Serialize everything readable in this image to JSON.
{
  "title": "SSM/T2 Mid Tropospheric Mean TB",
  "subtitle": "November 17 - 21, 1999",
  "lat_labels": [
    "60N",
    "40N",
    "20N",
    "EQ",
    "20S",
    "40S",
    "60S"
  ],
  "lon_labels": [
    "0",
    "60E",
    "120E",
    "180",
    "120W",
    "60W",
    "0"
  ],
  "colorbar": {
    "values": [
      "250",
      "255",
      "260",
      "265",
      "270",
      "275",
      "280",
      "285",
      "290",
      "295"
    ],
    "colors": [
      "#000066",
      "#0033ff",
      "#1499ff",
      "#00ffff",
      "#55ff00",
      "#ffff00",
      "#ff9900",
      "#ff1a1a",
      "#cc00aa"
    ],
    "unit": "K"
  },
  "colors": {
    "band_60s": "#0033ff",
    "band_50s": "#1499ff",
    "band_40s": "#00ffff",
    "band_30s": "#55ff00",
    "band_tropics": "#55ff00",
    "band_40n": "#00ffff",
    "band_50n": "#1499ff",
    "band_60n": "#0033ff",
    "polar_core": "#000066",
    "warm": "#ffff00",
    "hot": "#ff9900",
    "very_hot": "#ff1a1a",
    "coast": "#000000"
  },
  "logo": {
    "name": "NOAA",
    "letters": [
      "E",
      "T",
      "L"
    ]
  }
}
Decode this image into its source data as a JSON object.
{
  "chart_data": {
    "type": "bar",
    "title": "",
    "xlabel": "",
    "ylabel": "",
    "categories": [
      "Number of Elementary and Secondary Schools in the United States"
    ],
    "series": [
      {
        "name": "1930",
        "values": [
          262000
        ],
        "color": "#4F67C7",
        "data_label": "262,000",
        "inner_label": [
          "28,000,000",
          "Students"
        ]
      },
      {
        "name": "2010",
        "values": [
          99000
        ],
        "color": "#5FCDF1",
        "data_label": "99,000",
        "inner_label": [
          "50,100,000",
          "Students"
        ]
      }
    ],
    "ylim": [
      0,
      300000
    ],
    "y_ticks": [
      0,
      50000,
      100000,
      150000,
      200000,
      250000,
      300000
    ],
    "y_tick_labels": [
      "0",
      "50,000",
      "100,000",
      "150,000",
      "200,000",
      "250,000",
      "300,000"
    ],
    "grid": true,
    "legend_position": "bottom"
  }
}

────────

• **OBJECTIVE**:
Locate all lines in the listing above with the word "JSON" and copy them.

• **EXERCISE SOLUTION**:
Serialize everything readable in this image to JSON.
Decode this image into its source data as a JSON object.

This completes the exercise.